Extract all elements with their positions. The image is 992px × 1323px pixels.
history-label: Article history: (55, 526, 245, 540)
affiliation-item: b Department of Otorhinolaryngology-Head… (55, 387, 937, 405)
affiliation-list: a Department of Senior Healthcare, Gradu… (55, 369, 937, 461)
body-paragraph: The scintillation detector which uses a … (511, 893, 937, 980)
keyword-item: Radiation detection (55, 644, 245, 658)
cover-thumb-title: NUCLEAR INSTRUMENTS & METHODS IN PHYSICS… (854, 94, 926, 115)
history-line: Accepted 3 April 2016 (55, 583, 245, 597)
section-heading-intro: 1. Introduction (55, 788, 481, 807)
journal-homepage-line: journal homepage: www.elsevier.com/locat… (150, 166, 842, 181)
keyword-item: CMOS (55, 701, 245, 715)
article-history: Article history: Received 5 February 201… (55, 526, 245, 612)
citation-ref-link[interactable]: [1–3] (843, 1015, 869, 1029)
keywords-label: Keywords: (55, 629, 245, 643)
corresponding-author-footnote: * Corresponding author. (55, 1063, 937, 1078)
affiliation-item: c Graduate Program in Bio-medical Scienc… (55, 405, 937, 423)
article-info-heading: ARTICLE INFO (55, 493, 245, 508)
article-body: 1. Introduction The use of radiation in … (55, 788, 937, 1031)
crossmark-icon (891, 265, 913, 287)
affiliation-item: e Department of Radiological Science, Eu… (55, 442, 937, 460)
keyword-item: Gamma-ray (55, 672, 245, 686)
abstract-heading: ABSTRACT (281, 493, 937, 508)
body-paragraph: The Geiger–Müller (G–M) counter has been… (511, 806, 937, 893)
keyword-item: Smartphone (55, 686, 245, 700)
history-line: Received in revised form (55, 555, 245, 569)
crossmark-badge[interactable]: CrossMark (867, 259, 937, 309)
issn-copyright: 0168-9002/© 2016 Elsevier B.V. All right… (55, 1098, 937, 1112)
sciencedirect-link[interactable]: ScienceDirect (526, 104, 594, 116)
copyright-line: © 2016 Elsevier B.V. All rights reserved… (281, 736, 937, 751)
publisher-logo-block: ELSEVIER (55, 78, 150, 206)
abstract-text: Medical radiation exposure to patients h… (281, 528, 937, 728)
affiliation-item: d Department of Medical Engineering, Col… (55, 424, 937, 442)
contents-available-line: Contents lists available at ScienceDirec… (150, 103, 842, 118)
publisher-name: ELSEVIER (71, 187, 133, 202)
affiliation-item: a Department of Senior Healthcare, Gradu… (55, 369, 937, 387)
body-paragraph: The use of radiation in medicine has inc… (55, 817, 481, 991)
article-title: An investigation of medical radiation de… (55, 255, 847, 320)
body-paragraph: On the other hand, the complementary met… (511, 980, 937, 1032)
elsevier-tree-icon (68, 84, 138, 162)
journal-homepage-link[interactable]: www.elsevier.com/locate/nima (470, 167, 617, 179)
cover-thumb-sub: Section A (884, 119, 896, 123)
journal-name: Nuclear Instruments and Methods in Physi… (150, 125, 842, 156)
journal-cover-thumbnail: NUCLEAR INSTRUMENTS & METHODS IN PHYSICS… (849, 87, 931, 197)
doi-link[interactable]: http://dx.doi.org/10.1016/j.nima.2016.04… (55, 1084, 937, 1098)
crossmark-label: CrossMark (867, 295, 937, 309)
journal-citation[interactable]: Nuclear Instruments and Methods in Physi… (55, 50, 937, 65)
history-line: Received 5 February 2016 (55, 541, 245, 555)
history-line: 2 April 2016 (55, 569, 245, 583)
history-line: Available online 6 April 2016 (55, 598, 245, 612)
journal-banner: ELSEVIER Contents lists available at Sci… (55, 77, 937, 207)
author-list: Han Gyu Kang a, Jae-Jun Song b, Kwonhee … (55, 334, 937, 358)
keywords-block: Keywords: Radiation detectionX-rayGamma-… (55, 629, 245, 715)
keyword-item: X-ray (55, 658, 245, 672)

Exercise prompt:
Type out the whole of the data again, exactly as shown.

Your response:
Extract all elements with their positions. The image is 992px × 1323px pixels.
history-label: Article history: (55, 526, 245, 540)
affiliation-item: b Department of Otorhinolaryngology-Head… (55, 387, 937, 405)
affiliation-list: a Department of Senior Healthcare, Gradu… (55, 369, 937, 461)
body-paragraph: The scintillation detector which uses a … (511, 893, 937, 980)
keyword-item: Radiation detection (55, 644, 245, 658)
cover-thumb-title: NUCLEAR INSTRUMENTS & METHODS IN PHYSICS… (854, 94, 926, 115)
history-line: Accepted 3 April 2016 (55, 583, 245, 597)
section-heading-intro: 1. Introduction (55, 788, 481, 807)
journal-homepage-line: journal homepage: www.elsevier.com/locat… (150, 166, 842, 181)
keyword-item: CMOS (55, 701, 245, 715)
article-history: Article history: Received 5 February 201… (55, 526, 245, 612)
citation-ref-link[interactable]: [1–3] (843, 1015, 869, 1029)
keywords-label: Keywords: (55, 629, 245, 643)
corresponding-author-footnote: * Corresponding author. (55, 1063, 937, 1078)
affiliation-item: c Graduate Program in Bio-medical Scienc… (55, 405, 937, 423)
article-info-heading: ARTICLE INFO (55, 493, 245, 508)
article-body: 1. Introduction The use of radiation in … (55, 788, 937, 1031)
crossmark-icon (891, 265, 913, 287)
affiliation-item: e Department of Radiological Science, Eu… (55, 442, 937, 460)
keyword-item: Gamma-ray (55, 672, 245, 686)
abstract-heading: ABSTRACT (281, 493, 937, 508)
body-paragraph: The Geiger–Müller (G–M) counter has been… (511, 806, 937, 893)
keyword-item: Smartphone (55, 686, 245, 700)
history-line: Received in revised form (55, 555, 245, 569)
crossmark-badge[interactable]: CrossMark (867, 259, 937, 309)
issn-copyright: 0168-9002/© 2016 Elsevier B.V. All right… (55, 1098, 937, 1112)
sciencedirect-link[interactable]: ScienceDirect (526, 104, 594, 116)
copyright-line: © 2016 Elsevier B.V. All rights reserved… (281, 736, 937, 751)
publisher-logo-block: ELSEVIER (55, 78, 150, 206)
abstract-text: Medical radiation exposure to patients h… (281, 528, 937, 728)
affiliation-item: d Department of Medical Engineering, Col… (55, 424, 937, 442)
contents-available-line: Contents lists available at ScienceDirec… (150, 103, 842, 118)
publisher-name: ELSEVIER (71, 187, 133, 202)
affiliation-item: a Department of Senior Healthcare, Gradu… (55, 369, 937, 387)
body-paragraph: The use of radiation in medicine has inc… (55, 817, 481, 991)
article-title: An investigation of medical radiation de… (55, 255, 847, 320)
body-paragraph: On the other hand, the complementary met… (511, 980, 937, 1032)
elsevier-tree-icon (68, 84, 138, 162)
journal-homepage-link[interactable]: www.elsevier.com/locate/nima (470, 167, 617, 179)
cover-thumb-sub: Section A (884, 119, 896, 123)
journal-name: Nuclear Instruments and Methods in Physi… (150, 125, 842, 156)
journal-cover-thumbnail: NUCLEAR INSTRUMENTS & METHODS IN PHYSICS… (849, 87, 931, 197)
doi-link[interactable]: http://dx.doi.org/10.1016/j.nima.2016.04… (55, 1084, 937, 1098)
crossmark-label: CrossMark (867, 295, 937, 309)
journal-citation[interactable]: Nuclear Instruments and Methods in Physi… (55, 50, 937, 65)
history-line: Received 5 February 2016 (55, 541, 245, 555)
history-line: 2 April 2016 (55, 569, 245, 583)
history-line: Available online 6 April 2016 (55, 598, 245, 612)
journal-banner: ELSEVIER Contents lists available at Sci… (55, 77, 937, 207)
author-list: Han Gyu Kang a, Jae-Jun Song b, Kwonhee … (55, 334, 937, 358)
keywords-block: Keywords: Radiation detectionX-rayGamma-… (55, 629, 245, 715)
keyword-item: X-ray (55, 658, 245, 672)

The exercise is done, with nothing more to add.